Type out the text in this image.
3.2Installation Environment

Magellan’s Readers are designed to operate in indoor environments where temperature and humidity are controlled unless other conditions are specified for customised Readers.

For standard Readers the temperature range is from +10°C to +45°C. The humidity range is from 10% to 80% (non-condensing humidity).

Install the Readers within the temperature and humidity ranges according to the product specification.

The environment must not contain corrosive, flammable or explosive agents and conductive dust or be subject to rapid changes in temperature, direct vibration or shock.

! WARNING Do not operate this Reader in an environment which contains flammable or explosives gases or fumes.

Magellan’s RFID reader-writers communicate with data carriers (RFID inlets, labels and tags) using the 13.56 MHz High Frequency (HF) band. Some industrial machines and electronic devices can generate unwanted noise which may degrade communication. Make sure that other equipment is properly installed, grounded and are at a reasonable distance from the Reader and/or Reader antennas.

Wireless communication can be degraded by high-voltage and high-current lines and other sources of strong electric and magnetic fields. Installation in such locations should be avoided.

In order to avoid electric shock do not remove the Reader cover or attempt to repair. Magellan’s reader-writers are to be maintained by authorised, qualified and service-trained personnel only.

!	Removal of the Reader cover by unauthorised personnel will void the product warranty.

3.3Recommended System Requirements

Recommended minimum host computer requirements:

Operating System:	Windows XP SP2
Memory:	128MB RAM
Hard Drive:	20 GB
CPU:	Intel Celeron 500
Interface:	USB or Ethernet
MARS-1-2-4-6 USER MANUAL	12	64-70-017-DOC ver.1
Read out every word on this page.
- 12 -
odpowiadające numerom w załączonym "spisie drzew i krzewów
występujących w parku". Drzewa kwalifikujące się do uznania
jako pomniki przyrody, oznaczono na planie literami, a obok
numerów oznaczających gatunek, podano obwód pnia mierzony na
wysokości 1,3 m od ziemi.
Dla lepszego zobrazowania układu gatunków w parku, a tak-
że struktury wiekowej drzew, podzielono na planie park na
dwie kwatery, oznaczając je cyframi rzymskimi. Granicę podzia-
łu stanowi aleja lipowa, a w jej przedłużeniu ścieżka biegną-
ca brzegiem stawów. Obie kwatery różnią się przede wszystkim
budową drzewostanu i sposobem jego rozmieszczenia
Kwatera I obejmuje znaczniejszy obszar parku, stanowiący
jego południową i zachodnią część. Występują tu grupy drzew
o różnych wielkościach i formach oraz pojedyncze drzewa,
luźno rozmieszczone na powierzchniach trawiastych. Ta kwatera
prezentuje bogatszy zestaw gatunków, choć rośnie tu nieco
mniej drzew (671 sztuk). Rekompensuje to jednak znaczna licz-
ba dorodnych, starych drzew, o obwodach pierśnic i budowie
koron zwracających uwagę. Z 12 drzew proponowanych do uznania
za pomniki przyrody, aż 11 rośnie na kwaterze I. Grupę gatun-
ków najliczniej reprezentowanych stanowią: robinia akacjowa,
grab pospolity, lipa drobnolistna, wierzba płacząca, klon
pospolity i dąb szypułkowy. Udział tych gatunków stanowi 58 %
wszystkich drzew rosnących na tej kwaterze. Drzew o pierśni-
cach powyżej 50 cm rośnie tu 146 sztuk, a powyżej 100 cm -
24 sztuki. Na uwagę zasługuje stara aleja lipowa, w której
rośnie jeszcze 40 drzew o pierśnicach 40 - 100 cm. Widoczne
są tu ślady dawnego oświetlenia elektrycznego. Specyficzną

# EXERCISE REQUIREMENTS
Go through the listing and print each line exactly as it appears.

# RESULT OF THE TASK
Type out the text in this image.
3.2Installation Environment

Magellan’s Readers are designed to operate in indoor environments where temperature and humidity are controlled unless other conditions are specified for customised Readers.

For standard Readers the temperature range is from +10°C to +45°C. The humidity range is from 10% to 80% (non-condensing humidity).

Install the Readers within the temperature and humidity ranges according to the product specification.

The environment must not contain corrosive, flammable or explosive agents and conductive dust or be subject to rapid changes in temperature, direct vibration or shock.

! WARNING Do not operate this Reader in an environment which contains flammable or explosives gases or fumes.

Magellan’s RFID reader-writers communicate with data carriers (RFID inlets, labels and tags) using the 13.56 MHz High Frequency (HF) band. Some industrial machines and electronic devices can generate unwanted noise which may degrade communication. Make sure that other equipment is properly installed, grounded and are at a reasonable distance from the Reader and/or Reader antennas.

Wireless communication can be degraded by high-voltage and high-current lines and other sources of strong electric and magnetic fields. Installation in such locations should be avoided.

In order to avoid electric shock do not remove the Reader cover or attempt to repair. Magellan’s reader-writers are to be maintained by authorised, qualified and service-trained personnel only.

!	Removal of the Reader cover by unauthorised personnel will void the product warranty.

3.3Recommended System Requirements

Recommended minimum host computer requirements:

Operating System:	Windows XP SP2
Memory:	128MB RAM
Hard Drive:	20 GB
CPU:	Intel Celeron 500
Interface:	USB or Ethernet
MARS-1-2-4-6 USER MANUAL	12	64-70-017-DOC ver.1
Read out every word on this page.
- 12 -
odpowiadające numerom w załączonym "spisie drzew i krzewów
występujących w parku". Drzewa kwalifikujące się do uznania
jako pomniki przyrody, oznaczono na planie literami, a obok
numerów oznaczających gatunek, podano obwód pnia mierzony na
wysokości 1,3 m od ziemi.
Dla lepszego zobrazowania układu gatunków w parku, a tak-
że struktury wiekowej drzew, podzielono na planie park na
dwie kwatery, oznaczając je cyframi rzymskimi. Granicę podzia-
łu stanowi aleja lipowa, a w jej przedłużeniu ścieżka biegną-
ca brzegiem stawów. Obie kwatery różnią się przede wszystkim
budową drzewostanu i sposobem jego rozmieszczenia
Kwatera I obejmuje znaczniejszy obszar parku, stanowiący
jego południową i zachodnią część. Występują tu grupy drzew
o różnych wielkościach i formach oraz pojedyncze drzewa,
luźno rozmieszczone na powierzchniach trawiastych. Ta kwatera
prezentuje bogatszy zestaw gatunków, choć rośnie tu nieco
mniej drzew (671 sztuk). Rekompensuje to jednak znaczna licz-
ba dorodnych, starych drzew, o obwodach pierśnic i budowie
koron zwracających uwagę. Z 12 drzew proponowanych do uznania
za pomniki przyrody, aż 11 rośnie na kwaterze I. Grupę gatun-
ków najliczniej reprezentowanych stanowią: robinia akacjowa,
grab pospolity, lipa drobnolistna, wierzba płacząca, klon
pospolity i dąb szypułkowy. Udział tych gatunków stanowi 58 %
wszystkich drzew rosnących na tej kwaterze. Drzew o pierśni-
cach powyżej 50 cm rośnie tu 146 sztuk, a powyżej 100 cm -
24 sztuki. Na uwagę zasługuje stara aleja lipowa, w której
rośnie jeszcze 40 drzew o pierśnicach 40 - 100 cm. Widoczne
są tu ślady dawnego oświetlenia elektrycznego. Specyficzną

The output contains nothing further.